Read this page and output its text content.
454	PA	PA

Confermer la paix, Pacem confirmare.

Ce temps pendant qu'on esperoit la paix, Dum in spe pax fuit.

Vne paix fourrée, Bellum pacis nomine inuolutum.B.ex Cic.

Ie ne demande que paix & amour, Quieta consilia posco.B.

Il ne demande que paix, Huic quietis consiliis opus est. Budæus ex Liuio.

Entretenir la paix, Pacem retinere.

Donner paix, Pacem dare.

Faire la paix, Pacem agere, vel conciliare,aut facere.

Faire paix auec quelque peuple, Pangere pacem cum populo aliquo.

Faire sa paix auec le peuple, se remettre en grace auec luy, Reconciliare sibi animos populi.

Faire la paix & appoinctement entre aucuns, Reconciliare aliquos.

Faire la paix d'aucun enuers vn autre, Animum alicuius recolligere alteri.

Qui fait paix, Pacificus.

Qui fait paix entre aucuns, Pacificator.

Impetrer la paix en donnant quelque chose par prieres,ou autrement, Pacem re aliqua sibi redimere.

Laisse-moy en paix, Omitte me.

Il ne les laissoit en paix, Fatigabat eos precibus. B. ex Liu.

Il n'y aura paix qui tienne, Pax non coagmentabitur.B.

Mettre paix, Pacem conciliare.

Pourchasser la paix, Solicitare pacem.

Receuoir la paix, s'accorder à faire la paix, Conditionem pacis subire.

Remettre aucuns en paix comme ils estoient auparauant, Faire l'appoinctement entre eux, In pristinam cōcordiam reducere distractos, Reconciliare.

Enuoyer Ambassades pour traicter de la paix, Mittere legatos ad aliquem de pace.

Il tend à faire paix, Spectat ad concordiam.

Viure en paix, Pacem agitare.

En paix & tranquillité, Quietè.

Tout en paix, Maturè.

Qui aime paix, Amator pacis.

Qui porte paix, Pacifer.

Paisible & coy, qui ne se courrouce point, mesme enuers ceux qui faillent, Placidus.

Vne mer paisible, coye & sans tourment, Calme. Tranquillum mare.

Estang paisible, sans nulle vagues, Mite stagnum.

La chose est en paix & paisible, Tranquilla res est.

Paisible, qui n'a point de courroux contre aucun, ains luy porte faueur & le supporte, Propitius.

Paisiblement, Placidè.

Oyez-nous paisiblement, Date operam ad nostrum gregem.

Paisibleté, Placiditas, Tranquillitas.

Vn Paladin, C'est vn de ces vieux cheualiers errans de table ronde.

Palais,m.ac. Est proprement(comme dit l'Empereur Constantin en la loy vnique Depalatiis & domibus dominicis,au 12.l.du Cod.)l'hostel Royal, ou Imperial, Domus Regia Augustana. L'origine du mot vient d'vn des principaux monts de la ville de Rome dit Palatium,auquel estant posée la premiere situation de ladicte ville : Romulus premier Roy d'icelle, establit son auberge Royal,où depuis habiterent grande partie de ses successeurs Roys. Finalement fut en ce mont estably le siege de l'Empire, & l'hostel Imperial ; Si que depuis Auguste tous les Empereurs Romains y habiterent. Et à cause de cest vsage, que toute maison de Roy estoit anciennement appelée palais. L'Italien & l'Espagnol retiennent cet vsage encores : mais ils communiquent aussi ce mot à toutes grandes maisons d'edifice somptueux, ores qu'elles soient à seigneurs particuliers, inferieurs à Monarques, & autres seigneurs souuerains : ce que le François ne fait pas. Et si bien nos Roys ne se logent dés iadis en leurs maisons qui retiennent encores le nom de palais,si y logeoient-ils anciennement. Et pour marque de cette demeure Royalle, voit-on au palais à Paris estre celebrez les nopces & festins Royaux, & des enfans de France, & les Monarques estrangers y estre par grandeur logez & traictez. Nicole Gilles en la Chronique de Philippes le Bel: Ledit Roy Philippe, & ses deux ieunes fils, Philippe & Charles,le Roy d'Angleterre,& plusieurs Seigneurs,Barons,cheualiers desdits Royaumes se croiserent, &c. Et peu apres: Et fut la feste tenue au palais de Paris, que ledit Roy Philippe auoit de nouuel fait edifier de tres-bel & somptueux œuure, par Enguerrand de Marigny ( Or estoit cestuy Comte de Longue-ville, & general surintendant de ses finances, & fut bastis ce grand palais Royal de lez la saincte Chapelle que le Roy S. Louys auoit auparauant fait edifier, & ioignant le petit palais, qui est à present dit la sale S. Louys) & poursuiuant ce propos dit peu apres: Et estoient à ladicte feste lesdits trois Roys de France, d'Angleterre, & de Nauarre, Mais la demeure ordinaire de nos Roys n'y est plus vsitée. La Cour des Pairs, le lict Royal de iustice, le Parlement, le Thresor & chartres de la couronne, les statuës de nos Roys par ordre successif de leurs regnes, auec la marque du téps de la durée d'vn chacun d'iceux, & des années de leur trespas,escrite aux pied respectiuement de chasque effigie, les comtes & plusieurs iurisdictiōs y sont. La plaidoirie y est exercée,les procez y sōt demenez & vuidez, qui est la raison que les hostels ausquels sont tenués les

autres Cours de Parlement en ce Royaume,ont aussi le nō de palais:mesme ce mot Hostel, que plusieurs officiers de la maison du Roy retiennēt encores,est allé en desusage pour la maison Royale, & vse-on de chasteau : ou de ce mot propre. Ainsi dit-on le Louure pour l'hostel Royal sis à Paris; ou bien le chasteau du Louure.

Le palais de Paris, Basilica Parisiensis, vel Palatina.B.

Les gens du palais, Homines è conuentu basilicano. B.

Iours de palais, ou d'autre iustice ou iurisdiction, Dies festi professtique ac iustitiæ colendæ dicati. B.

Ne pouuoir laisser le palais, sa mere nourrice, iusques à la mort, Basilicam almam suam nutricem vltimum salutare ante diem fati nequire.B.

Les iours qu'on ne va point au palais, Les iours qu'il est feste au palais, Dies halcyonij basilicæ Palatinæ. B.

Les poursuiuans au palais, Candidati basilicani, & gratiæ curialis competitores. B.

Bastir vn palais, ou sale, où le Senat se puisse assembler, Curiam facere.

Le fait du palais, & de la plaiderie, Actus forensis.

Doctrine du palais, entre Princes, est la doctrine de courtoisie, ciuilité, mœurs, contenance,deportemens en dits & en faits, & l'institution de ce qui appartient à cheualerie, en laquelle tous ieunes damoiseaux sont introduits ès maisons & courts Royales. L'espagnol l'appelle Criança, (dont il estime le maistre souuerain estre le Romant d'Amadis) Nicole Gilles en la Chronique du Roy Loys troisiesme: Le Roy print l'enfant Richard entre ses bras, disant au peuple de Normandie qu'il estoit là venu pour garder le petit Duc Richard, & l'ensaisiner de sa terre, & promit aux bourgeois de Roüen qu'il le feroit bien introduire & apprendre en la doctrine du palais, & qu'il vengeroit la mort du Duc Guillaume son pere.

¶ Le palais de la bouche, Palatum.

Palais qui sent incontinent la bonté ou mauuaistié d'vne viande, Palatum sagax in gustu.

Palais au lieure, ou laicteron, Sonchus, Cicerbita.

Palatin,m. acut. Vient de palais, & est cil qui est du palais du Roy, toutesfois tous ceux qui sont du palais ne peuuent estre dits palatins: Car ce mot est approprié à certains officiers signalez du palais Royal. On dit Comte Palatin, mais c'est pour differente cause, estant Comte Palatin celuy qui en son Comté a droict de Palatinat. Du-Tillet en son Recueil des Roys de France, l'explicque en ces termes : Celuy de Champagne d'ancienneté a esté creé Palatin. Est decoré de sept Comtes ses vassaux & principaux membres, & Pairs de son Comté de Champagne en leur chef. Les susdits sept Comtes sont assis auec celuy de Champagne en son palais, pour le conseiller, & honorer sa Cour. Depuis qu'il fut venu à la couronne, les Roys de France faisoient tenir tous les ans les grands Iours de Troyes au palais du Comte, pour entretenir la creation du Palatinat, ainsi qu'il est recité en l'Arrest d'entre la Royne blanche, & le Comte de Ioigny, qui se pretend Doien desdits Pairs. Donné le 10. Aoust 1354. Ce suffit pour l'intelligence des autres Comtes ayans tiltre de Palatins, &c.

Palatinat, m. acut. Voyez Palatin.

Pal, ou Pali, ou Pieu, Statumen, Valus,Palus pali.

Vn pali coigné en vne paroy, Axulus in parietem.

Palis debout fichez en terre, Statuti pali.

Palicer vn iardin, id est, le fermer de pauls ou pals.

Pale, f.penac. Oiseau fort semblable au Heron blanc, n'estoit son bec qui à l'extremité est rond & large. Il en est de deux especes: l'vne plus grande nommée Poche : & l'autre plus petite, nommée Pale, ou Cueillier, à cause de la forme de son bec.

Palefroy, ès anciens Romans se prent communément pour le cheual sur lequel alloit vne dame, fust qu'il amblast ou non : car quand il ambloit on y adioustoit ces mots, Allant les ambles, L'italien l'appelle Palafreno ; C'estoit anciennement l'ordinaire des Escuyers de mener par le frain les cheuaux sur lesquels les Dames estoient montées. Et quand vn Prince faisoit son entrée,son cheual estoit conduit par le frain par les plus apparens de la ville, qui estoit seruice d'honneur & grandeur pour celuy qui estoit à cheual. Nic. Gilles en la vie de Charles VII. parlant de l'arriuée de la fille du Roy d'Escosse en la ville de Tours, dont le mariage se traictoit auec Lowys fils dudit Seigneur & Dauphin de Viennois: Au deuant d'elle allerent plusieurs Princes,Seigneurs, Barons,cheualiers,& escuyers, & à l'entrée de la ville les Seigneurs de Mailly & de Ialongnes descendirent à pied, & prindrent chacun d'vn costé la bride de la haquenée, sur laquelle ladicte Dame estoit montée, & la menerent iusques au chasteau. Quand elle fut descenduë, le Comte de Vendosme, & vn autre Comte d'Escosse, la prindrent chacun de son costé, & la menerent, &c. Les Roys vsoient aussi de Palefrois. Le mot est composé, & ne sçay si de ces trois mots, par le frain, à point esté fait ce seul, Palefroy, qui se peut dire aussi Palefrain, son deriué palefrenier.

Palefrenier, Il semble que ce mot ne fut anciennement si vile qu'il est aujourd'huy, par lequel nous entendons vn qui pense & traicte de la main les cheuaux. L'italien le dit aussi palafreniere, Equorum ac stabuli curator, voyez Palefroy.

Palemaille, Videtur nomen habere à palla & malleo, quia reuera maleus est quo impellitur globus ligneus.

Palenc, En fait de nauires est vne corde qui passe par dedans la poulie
□ □ □
Problem to work on
Look through the records and gather each line with the word "pacis".

Response to this exercise
Vne paix fourrée, Bellum pacis nomine inuolutum.B.ex Cic.
Receuoir la paix, s'accorder à faire la paix, Conditionem pacis subire.
Qui aime paix, Amator pacis.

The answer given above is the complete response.